Material supplied ▸
-- START --

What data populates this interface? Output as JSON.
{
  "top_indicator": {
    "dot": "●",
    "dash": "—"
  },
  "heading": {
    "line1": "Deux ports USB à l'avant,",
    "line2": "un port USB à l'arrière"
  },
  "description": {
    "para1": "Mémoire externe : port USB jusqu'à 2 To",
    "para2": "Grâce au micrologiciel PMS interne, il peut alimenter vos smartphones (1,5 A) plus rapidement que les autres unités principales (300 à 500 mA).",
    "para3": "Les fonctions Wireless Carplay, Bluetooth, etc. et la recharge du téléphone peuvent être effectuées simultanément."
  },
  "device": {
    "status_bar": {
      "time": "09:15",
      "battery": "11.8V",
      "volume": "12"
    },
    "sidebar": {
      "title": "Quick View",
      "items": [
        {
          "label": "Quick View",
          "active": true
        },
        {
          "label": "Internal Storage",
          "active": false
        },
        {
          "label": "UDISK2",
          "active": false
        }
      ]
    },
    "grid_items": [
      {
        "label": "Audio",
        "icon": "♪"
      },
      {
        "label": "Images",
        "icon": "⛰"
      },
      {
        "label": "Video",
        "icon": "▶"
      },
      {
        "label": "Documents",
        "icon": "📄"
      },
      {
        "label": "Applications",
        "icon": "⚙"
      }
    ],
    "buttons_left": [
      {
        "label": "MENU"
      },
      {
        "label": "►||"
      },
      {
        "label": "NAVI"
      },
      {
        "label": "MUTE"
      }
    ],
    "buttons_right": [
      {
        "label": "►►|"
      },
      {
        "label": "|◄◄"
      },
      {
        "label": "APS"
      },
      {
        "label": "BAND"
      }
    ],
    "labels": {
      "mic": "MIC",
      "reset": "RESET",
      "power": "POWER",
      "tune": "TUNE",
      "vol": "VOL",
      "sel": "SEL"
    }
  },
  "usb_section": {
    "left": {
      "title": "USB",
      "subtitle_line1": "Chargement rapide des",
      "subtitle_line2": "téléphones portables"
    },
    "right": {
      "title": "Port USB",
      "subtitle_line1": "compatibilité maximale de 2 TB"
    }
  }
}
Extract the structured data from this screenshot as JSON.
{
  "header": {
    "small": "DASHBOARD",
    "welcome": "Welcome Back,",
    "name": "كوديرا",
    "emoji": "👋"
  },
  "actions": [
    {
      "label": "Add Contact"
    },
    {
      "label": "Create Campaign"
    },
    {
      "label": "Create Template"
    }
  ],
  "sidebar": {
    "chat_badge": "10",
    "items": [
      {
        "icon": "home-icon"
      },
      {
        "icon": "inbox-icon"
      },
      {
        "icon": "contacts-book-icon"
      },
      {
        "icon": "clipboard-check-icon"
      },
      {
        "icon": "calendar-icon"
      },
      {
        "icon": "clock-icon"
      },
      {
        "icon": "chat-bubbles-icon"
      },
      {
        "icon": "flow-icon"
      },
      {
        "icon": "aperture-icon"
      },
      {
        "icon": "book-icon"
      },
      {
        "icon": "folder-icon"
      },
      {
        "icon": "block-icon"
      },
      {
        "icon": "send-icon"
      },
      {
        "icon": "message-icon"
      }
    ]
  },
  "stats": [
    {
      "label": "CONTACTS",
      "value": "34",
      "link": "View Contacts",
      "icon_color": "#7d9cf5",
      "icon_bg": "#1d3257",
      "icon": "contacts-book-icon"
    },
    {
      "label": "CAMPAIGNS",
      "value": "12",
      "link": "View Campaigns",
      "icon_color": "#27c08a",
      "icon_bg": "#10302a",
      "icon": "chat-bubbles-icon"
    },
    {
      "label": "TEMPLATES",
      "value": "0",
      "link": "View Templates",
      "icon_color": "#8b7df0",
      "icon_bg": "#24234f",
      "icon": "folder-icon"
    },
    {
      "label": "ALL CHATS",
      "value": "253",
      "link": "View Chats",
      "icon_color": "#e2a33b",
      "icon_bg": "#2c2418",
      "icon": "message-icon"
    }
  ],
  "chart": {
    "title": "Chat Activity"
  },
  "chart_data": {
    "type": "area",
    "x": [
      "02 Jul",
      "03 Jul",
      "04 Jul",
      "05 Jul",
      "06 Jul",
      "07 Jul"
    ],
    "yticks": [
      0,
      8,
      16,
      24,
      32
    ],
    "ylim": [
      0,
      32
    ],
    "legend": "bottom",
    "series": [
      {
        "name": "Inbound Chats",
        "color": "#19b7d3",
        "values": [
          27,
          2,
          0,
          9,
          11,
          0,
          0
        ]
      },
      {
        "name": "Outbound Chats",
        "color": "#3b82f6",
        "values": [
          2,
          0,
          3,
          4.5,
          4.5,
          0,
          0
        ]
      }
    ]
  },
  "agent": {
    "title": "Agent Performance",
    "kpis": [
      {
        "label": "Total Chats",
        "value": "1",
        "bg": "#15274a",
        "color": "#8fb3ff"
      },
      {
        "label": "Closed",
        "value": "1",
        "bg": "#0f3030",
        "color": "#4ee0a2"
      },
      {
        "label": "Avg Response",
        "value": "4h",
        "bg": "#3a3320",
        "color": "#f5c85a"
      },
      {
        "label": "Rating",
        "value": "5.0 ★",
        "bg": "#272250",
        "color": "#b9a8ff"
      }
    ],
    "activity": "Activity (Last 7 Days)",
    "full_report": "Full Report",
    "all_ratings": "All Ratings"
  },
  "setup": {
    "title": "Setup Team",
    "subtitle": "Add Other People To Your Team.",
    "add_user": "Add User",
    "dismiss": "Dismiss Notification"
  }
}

-- END --

Objective ▸
Type the material above out again, exactly.

Worked solution ▸
What data populates this interface? Output as JSON.
{
  "top_indicator": {
    "dot": "●",
    "dash": "—"
  },
  "heading": {
    "line1": "Deux ports USB à l'avant,",
    "line2": "un port USB à l'arrière"
  },
  "description": {
    "para1": "Mémoire externe : port USB jusqu'à 2 To",
    "para2": "Grâce au micrologiciel PMS interne, il peut alimenter vos smartphones (1,5 A) plus rapidement que les autres unités principales (300 à 500 mA).",
    "para3": "Les fonctions Wireless Carplay, Bluetooth, etc. et la recharge du téléphone peuvent être effectuées simultanément."
  },
  "device": {
    "status_bar": {
      "time": "09:15",
      "battery": "11.8V",
      "volume": "12"
    },
    "sidebar": {
      "title": "Quick View",
      "items": [
        {
          "label": "Quick View",
          "active": true
        },
        {
          "label": "Internal Storage",
          "active": false
        },
        {
          "label": "UDISK2",
          "active": false
        }
      ]
    },
    "grid_items": [
      {
        "label": "Audio",
        "icon": "♪"
      },
      {
        "label": "Images",
        "icon": "⛰"
      },
      {
        "label": "Video",
        "icon": "▶"
      },
      {
        "label": "Documents",
        "icon": "📄"
      },
      {
        "label": "Applications",
        "icon": "⚙"
      }
    ],
    "buttons_left": [
      {
        "label": "MENU"
      },
      {
        "label": "►||"
      },
      {
        "label": "NAVI"
      },
      {
        "label": "MUTE"
      }
    ],
    "buttons_right": [
      {
        "label": "►►|"
      },
      {
        "label": "|◄◄"
      },
      {
        "label": "APS"
      },
      {
        "label": "BAND"
      }
    ],
    "labels": {
      "mic": "MIC",
      "reset": "RESET",
      "power": "POWER",
      "tune": "TUNE",
      "vol": "VOL",
      "sel": "SEL"
    }
  },
  "usb_section": {
    "left": {
      "title": "USB",
      "subtitle_line1": "Chargement rapide des",
      "subtitle_line2": "téléphones portables"
    },
    "right": {
      "title": "Port USB",
      "subtitle_line1": "compatibilité maximale de 2 TB"
    }
  }
}
Extract the structured data from this screenshot as JSON.
{
  "header": {
    "small": "DASHBOARD",
    "welcome": "Welcome Back,",
    "name": "كوديرا",
    "emoji": "👋"
  },
  "actions": [
    {
      "label": "Add Contact"
    },
    {
      "label": "Create Campaign"
    },
    {
      "label": "Create Template"
    }
  ],
  "sidebar": {
    "chat_badge": "10",
    "items": [
      {
        "icon": "home-icon"
      },
      {
        "icon": "inbox-icon"
      },
      {
        "icon": "contacts-book-icon"
      },
      {
        "icon": "clipboard-check-icon"
      },
      {
        "icon": "calendar-icon"
      },
      {
        "icon": "clock-icon"
      },
      {
        "icon": "chat-bubbles-icon"
      },
      {
        "icon": "flow-icon"
      },
      {
        "icon": "aperture-icon"
      },
      {
        "icon": "book-icon"
      },
      {
        "icon": "folder-icon"
      },
      {
        "icon": "block-icon"
      },
      {
        "icon": "send-icon"
      },
      {
        "icon": "message-icon"
      }
    ]
  },
  "stats": [
    {
      "label": "CONTACTS",
      "value": "34",
      "link": "View Contacts",
      "icon_color": "#7d9cf5",
      "icon_bg": "#1d3257",
      "icon": "contacts-book-icon"
    },
    {
      "label": "CAMPAIGNS",
      "value": "12",
      "link": "View Campaigns",
      "icon_color": "#27c08a",
      "icon_bg": "#10302a",
      "icon": "chat-bubbles-icon"
    },
    {
      "label": "TEMPLATES",
      "value": "0",
      "link": "View Templates",
      "icon_color": "#8b7df0",
      "icon_bg": "#24234f",
      "icon": "folder-icon"
    },
    {
      "label": "ALL CHATS",
      "value": "253",
      "link": "View Chats",
      "icon_color": "#e2a33b",
      "icon_bg": "#2c2418",
      "icon": "message-icon"
    }
  ],
  "chart": {
    "title": "Chat Activity"
  },
  "chart_data": {
    "type": "area",
    "x": [
      "02 Jul",
      "03 Jul",
      "04 Jul",
      "05 Jul",
      "06 Jul",
      "07 Jul"
    ],
    "yticks": [
      0,
      8,
      16,
      24,
      32
    ],
    "ylim": [
      0,
      32
    ],
    "legend": "bottom",
    "series": [
      {
        "name": "Inbound Chats",
        "color": "#19b7d3",
        "values": [
          27,
          2,
          0,
          9,
          11,
          0,
          0
        ]
      },
      {
        "name": "Outbound Chats",
        "color": "#3b82f6",
        "values": [
          2,
          0,
          3,
          4.5,
          4.5,
          0,
          0
        ]
      }
    ]
  },
  "agent": {
    "title": "Agent Performance",
    "kpis": [
      {
        "label": "Total Chats",
        "value": "1",
        "bg": "#15274a",
        "color": "#8fb3ff"
      },
      {
        "label": "Closed",
        "value": "1",
        "bg": "#0f3030",
        "color": "#4ee0a2"
      },
      {
        "label": "Avg Response",
        "value": "4h",
        "bg": "#3a3320",
        "color": "#f5c85a"
      },
      {
        "label": "Rating",
        "value": "5.0 ★",
        "bg": "#272250",
        "color": "#b9a8ff"
      }
    ],
    "activity": "Activity (Last 7 Days)",
    "full_report": "Full Report",
    "all_ratings": "All Ratings"
  },
  "setup": {
    "title": "Setup Team",
    "subtitle": "Add Other People To Your Team.",
    "add_user": "Add User",
    "dismiss": "Dismiss Notification"
  }
}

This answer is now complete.